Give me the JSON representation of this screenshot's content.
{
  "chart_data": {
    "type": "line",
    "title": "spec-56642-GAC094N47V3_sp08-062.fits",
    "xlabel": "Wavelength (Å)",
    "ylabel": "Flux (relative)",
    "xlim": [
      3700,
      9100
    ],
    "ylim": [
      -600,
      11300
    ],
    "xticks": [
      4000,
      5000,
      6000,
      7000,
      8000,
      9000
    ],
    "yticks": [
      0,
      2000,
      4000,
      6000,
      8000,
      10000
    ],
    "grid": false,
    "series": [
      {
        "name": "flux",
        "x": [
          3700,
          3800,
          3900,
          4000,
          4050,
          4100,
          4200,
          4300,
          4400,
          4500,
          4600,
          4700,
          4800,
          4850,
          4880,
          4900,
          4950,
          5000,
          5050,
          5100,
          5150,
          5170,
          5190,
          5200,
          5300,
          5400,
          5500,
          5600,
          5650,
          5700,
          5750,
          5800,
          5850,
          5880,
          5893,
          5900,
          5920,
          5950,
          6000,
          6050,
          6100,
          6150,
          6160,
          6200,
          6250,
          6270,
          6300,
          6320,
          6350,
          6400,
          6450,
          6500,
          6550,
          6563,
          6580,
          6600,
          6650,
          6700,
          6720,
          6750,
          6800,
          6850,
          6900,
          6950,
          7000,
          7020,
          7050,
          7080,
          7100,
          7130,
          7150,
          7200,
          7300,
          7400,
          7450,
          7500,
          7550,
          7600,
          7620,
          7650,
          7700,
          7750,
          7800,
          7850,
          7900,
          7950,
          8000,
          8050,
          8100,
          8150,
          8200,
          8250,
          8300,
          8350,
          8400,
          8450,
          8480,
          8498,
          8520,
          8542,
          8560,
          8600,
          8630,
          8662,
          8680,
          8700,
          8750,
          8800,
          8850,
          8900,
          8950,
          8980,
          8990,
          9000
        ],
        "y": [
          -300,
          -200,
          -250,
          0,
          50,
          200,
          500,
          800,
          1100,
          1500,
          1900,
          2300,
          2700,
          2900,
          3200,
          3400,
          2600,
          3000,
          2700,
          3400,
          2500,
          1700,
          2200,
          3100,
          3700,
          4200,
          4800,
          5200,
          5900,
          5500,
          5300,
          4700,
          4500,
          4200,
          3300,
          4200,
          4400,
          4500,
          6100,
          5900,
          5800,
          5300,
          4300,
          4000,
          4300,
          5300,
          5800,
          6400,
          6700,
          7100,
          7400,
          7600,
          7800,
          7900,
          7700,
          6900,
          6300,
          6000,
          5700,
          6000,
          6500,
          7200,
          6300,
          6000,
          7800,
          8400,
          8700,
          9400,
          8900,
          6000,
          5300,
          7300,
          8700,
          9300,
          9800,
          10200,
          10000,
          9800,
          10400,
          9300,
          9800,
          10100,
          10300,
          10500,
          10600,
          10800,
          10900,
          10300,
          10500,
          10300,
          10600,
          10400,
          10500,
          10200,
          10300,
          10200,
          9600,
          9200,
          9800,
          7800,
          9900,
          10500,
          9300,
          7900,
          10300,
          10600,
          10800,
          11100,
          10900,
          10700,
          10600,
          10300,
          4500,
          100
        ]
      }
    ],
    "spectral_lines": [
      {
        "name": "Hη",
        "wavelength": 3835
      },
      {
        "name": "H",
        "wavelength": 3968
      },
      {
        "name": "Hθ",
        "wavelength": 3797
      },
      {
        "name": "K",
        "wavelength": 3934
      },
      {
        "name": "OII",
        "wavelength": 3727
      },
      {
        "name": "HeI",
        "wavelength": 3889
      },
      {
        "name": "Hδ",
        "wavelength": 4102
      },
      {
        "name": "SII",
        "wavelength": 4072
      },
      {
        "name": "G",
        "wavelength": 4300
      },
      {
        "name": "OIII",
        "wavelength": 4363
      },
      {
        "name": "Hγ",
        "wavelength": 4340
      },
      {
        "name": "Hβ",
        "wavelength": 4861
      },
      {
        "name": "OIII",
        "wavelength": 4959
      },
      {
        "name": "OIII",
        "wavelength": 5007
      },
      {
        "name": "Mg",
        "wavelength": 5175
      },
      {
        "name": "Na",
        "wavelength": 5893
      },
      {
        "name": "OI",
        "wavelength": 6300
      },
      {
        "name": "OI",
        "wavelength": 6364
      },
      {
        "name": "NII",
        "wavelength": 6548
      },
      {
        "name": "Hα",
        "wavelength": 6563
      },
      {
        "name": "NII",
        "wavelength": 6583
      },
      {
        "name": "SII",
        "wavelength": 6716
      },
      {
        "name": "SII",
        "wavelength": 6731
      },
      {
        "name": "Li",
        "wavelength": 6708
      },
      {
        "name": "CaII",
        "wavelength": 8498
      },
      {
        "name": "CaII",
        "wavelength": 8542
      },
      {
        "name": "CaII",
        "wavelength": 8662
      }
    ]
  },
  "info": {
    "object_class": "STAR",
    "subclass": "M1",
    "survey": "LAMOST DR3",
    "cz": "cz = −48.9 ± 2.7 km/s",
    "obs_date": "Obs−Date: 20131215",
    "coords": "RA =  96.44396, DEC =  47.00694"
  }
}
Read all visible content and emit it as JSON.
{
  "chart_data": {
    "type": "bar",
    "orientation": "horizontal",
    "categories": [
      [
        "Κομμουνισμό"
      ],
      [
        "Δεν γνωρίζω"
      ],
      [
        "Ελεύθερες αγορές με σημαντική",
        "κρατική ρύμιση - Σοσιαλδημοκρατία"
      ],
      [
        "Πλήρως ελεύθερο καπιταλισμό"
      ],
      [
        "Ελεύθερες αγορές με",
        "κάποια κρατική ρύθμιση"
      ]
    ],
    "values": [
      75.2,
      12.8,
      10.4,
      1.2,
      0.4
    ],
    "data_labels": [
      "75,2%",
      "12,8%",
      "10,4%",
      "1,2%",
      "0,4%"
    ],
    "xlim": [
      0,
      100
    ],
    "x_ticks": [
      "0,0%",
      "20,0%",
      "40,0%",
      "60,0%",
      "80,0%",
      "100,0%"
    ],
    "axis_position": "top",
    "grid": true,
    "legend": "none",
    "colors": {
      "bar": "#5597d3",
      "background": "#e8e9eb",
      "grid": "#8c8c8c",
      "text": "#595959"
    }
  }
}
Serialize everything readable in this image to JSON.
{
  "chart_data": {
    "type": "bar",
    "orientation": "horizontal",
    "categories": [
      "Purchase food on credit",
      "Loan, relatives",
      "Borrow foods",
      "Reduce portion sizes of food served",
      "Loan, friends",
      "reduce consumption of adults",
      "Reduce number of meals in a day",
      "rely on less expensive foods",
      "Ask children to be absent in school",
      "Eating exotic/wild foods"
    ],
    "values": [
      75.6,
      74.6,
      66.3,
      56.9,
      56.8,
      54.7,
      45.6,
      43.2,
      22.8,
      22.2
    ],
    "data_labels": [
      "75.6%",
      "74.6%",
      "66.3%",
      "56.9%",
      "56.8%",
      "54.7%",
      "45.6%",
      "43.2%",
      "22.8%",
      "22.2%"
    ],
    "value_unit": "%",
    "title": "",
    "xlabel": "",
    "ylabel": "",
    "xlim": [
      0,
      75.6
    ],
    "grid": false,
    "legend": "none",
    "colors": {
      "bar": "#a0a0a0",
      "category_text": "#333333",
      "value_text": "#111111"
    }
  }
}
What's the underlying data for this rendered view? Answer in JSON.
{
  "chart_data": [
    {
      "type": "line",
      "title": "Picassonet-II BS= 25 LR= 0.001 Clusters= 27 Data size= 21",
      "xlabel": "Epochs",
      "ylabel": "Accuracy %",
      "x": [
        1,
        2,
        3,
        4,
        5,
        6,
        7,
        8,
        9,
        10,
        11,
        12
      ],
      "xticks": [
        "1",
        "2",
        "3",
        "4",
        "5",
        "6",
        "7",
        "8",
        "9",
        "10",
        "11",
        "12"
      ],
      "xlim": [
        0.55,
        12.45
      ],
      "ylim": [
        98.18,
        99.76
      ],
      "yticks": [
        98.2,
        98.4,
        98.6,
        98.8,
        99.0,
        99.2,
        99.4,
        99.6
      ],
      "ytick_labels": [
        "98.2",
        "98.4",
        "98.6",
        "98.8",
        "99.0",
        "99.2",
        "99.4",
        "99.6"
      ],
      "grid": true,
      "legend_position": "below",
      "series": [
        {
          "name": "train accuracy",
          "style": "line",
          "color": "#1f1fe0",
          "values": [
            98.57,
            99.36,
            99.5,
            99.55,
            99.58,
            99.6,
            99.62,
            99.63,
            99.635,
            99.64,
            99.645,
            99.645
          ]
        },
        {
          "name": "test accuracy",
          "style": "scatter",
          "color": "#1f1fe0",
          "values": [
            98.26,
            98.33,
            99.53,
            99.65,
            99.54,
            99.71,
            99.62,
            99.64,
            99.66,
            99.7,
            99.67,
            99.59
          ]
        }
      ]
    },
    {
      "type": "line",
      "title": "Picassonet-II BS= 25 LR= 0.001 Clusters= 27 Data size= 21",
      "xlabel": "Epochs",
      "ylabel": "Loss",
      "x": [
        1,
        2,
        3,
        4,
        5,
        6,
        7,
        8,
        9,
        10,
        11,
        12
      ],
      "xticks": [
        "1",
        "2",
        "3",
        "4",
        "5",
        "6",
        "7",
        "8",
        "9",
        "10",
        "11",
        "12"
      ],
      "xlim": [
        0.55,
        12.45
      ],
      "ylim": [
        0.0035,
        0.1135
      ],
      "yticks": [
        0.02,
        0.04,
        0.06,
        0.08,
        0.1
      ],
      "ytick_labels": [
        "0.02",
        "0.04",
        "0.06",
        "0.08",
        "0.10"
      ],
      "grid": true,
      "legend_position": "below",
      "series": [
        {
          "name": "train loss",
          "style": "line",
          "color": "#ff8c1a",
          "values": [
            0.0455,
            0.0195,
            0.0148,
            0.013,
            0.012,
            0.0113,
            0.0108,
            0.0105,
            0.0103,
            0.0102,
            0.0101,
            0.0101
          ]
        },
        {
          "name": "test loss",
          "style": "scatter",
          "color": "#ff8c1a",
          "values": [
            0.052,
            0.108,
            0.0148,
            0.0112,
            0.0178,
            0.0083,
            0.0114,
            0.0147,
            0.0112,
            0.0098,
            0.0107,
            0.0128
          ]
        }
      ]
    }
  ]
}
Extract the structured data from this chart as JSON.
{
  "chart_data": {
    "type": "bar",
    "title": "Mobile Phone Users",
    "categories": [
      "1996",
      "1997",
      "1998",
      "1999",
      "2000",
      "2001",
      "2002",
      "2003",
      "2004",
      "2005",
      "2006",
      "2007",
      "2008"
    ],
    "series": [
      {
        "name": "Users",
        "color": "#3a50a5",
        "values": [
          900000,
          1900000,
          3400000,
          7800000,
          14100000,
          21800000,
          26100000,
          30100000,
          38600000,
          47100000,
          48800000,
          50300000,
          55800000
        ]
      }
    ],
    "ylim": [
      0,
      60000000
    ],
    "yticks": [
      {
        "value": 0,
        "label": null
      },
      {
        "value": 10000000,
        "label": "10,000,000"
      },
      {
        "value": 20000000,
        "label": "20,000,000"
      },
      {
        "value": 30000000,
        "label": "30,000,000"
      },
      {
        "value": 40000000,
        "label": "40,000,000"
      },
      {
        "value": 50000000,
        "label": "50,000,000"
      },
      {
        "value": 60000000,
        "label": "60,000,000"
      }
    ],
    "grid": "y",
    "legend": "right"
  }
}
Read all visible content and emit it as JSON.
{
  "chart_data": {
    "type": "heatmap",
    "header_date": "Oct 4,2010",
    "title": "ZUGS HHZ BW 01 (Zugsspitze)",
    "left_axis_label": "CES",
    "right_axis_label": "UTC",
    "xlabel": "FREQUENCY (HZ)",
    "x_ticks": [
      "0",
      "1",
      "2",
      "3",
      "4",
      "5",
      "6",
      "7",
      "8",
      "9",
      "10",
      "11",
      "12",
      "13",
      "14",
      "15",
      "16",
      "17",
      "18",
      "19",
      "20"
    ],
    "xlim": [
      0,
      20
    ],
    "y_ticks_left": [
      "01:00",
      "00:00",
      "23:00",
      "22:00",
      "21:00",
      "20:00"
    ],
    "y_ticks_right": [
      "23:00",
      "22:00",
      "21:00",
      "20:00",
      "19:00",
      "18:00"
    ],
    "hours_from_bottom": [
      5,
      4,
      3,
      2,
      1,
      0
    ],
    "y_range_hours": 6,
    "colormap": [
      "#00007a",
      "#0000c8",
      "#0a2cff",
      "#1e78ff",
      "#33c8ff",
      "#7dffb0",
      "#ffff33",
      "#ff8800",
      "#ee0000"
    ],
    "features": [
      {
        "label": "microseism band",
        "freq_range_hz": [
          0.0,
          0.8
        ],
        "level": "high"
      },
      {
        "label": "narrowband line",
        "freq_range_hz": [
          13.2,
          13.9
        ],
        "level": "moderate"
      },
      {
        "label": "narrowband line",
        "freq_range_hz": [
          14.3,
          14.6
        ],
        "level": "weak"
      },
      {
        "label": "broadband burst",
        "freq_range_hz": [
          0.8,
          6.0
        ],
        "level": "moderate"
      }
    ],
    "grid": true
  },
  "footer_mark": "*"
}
:::
STATED EXERCISE
Copy out all lines where the word "xlabel" appears.

EXERCISE SOLUTION
    "xlabel": "Wavelength (Å)",
    "xlabel": "",
      "xlabel": "Epochs",
      "xlabel": "Epochs",
    "xlabel": "FREQUENCY (HZ)",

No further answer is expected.